------ Dataset entries ------
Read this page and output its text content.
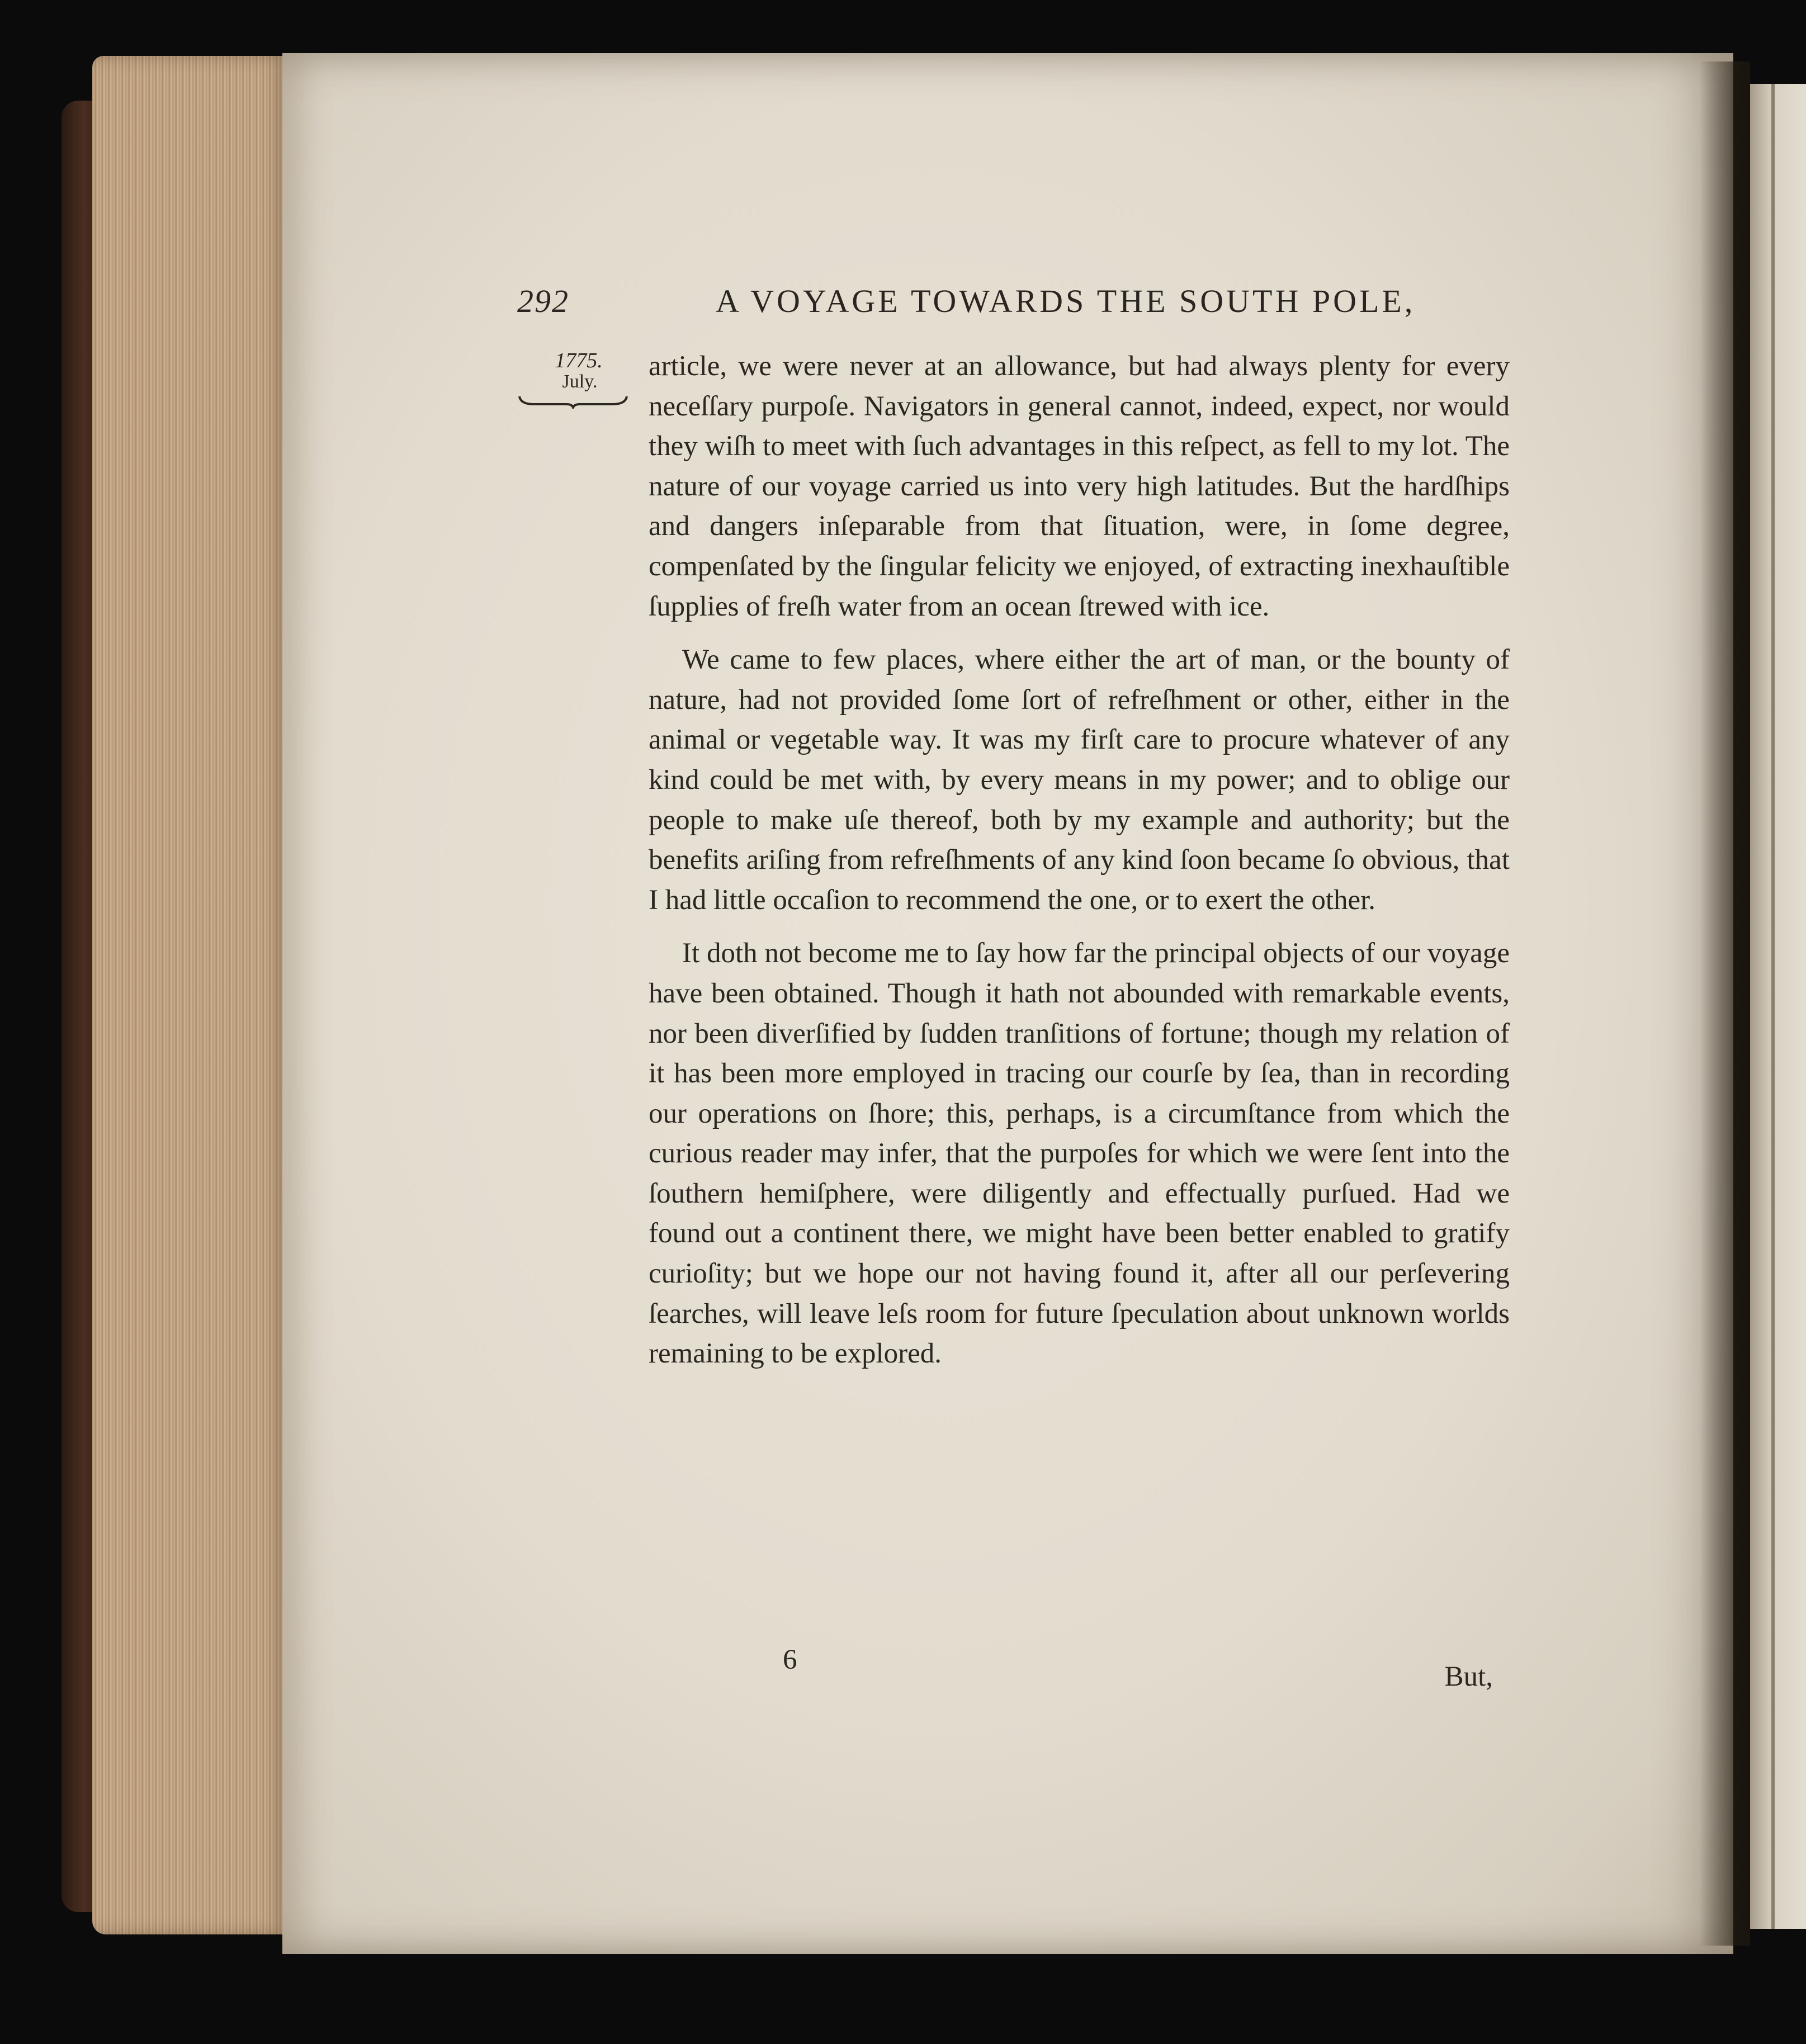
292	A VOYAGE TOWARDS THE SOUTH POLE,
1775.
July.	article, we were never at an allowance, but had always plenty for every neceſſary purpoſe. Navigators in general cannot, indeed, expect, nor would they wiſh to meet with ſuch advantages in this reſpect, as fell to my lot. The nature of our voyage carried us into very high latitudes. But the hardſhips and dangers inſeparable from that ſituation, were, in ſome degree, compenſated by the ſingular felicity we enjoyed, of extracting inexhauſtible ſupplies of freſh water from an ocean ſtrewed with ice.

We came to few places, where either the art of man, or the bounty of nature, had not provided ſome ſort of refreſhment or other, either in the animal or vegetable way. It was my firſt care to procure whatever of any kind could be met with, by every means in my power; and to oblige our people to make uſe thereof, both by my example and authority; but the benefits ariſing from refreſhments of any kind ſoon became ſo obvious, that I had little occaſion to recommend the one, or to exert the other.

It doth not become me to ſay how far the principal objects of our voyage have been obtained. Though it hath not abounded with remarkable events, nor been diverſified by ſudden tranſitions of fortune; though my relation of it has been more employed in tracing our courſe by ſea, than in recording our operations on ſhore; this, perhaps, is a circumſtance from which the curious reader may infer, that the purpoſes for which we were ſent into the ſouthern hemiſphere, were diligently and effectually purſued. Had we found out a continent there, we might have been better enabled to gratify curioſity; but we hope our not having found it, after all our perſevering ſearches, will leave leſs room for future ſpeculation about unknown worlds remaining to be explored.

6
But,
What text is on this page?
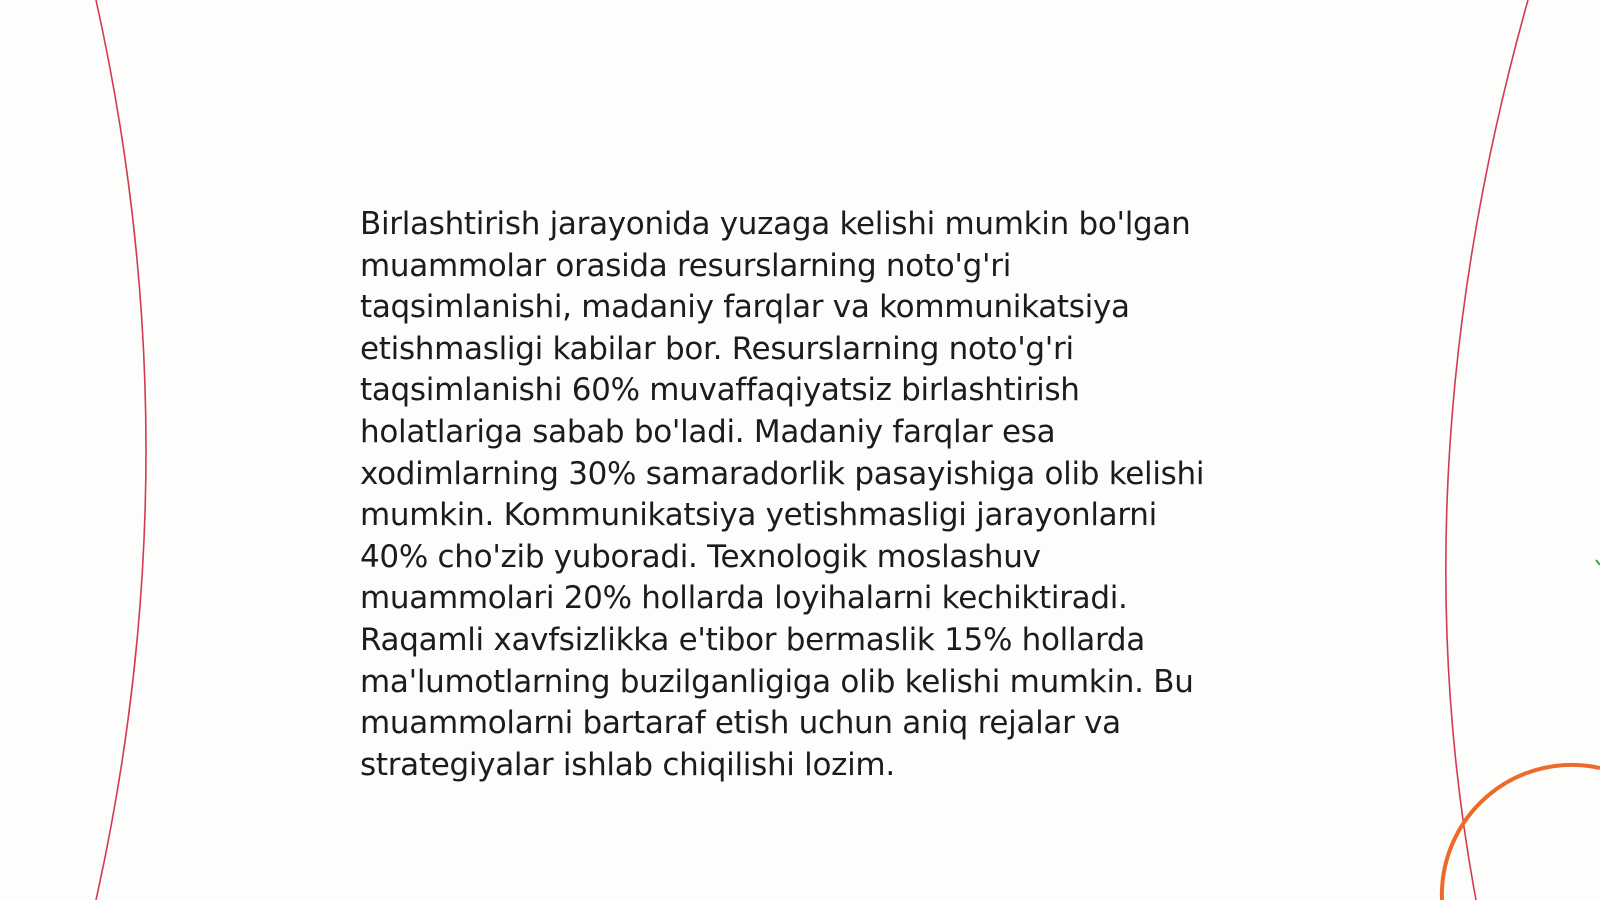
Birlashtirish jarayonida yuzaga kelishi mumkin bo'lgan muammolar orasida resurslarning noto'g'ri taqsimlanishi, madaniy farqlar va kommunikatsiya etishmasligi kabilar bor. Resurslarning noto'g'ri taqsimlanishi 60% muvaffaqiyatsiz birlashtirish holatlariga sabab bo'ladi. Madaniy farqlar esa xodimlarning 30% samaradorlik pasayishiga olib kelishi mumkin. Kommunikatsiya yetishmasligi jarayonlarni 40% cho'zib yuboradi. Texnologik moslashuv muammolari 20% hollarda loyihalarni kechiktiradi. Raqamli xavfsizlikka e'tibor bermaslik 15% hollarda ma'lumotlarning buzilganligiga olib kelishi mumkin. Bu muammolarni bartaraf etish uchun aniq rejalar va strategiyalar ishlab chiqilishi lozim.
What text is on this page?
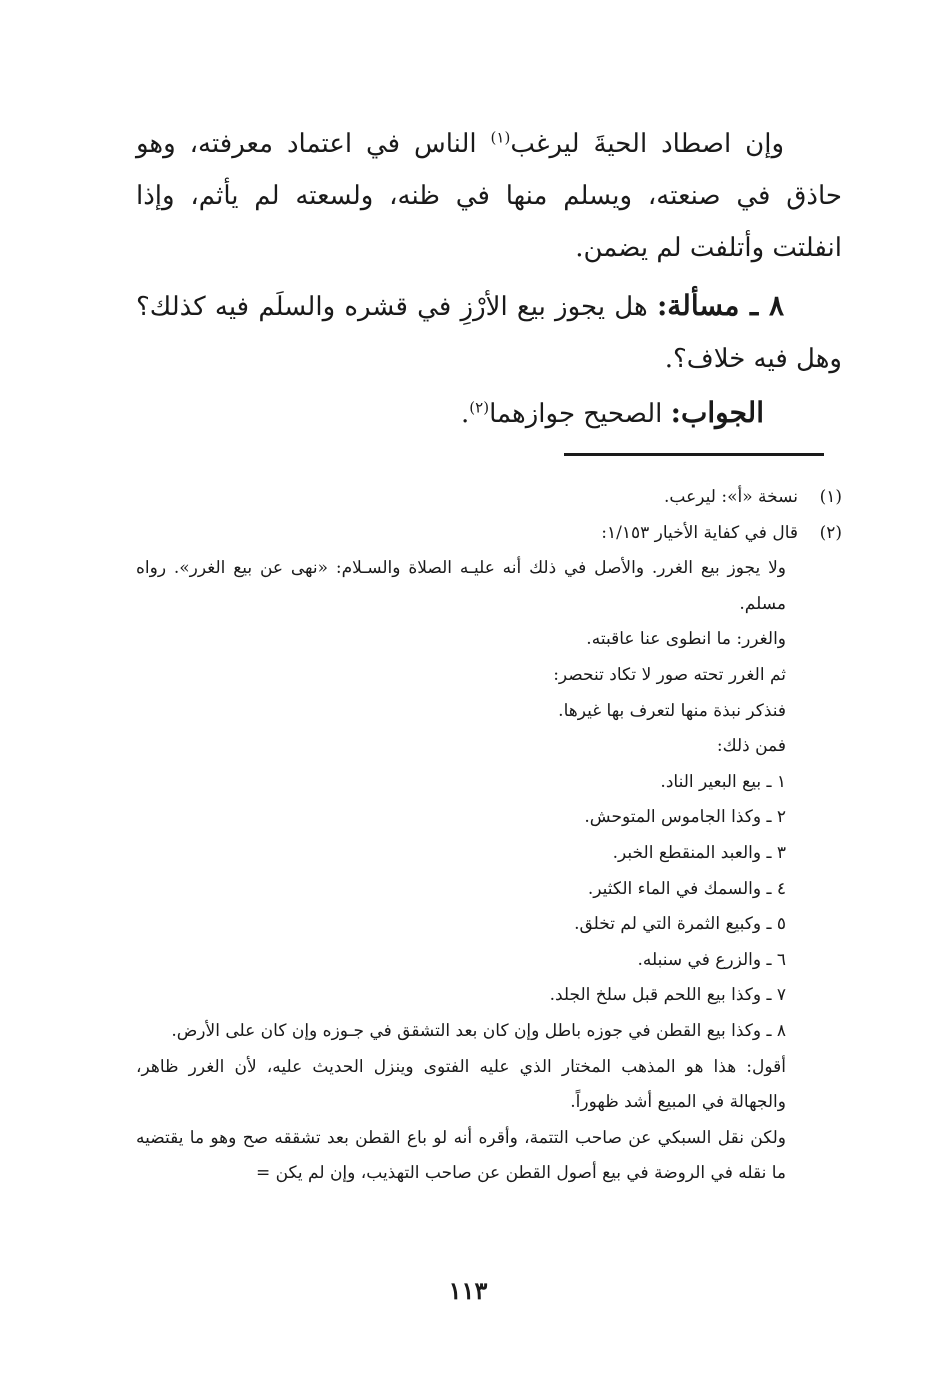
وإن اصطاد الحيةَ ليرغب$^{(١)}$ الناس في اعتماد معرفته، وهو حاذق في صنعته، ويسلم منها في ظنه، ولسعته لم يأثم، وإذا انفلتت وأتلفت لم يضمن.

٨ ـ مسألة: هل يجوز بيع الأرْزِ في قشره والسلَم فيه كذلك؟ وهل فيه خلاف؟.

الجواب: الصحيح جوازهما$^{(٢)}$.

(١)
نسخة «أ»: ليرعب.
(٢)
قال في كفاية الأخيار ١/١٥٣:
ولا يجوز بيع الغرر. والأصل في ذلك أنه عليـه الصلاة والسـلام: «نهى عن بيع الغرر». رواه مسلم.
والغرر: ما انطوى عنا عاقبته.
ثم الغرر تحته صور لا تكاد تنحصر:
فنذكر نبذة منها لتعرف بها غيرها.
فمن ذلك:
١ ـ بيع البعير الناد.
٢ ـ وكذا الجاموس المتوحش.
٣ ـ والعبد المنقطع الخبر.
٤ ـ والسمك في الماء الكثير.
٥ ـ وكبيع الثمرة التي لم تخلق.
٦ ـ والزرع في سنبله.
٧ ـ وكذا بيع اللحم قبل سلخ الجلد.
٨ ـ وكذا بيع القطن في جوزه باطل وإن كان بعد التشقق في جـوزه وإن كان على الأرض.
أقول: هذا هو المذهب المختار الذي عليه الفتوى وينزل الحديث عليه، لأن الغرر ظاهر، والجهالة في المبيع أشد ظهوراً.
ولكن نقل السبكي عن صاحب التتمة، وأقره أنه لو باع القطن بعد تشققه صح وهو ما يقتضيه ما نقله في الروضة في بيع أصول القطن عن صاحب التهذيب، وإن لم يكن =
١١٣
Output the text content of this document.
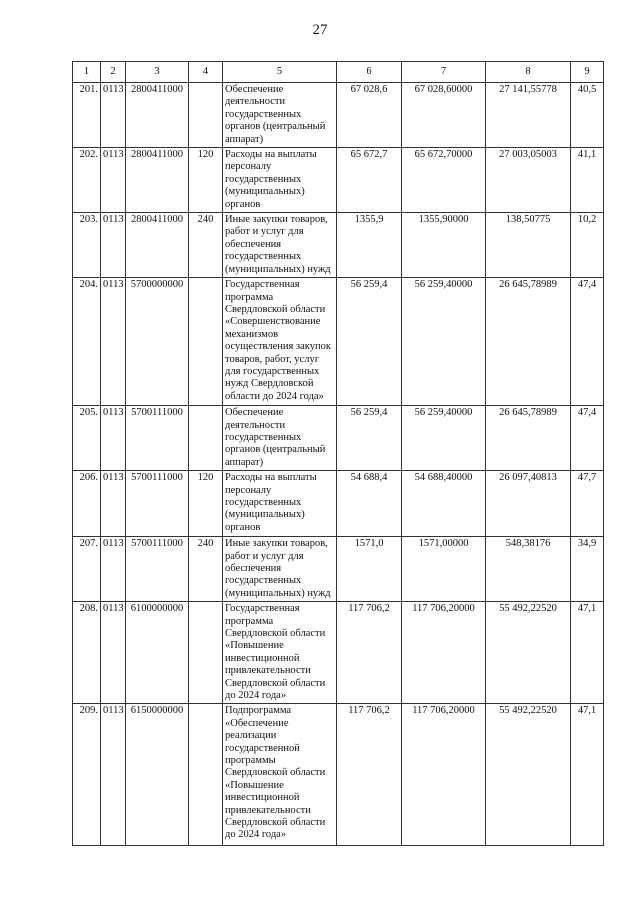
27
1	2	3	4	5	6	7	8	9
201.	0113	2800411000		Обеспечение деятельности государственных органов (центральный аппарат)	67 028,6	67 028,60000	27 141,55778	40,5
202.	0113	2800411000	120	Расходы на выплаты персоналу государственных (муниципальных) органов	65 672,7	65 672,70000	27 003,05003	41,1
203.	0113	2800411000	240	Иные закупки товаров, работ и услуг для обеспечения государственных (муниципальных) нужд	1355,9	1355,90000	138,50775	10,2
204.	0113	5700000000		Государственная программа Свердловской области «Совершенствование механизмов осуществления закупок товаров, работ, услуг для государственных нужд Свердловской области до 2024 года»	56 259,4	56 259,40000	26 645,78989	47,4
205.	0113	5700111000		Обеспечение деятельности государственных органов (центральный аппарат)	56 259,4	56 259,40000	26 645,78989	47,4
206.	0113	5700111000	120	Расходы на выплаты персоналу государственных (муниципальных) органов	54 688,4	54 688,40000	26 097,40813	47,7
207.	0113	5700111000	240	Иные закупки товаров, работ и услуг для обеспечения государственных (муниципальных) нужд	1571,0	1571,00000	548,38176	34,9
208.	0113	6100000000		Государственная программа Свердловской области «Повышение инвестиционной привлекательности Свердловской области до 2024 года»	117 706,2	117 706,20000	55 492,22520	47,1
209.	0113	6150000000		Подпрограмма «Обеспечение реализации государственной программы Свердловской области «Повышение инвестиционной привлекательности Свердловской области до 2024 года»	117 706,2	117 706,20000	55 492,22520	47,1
------
Scan the material above for the string "Расходы" and return the lines that hold it.

202.	0113	2800411000	120	Расходы на выплаты персоналу государственных (муниципальных) органов	65 672,7	65 672,70000	27 003,05003	41,1
206.	0113	5700111000	120	Расходы на выплаты персоналу государственных (муниципальных) органов	54 688,4	54 688,40000	26 097,40813	47,7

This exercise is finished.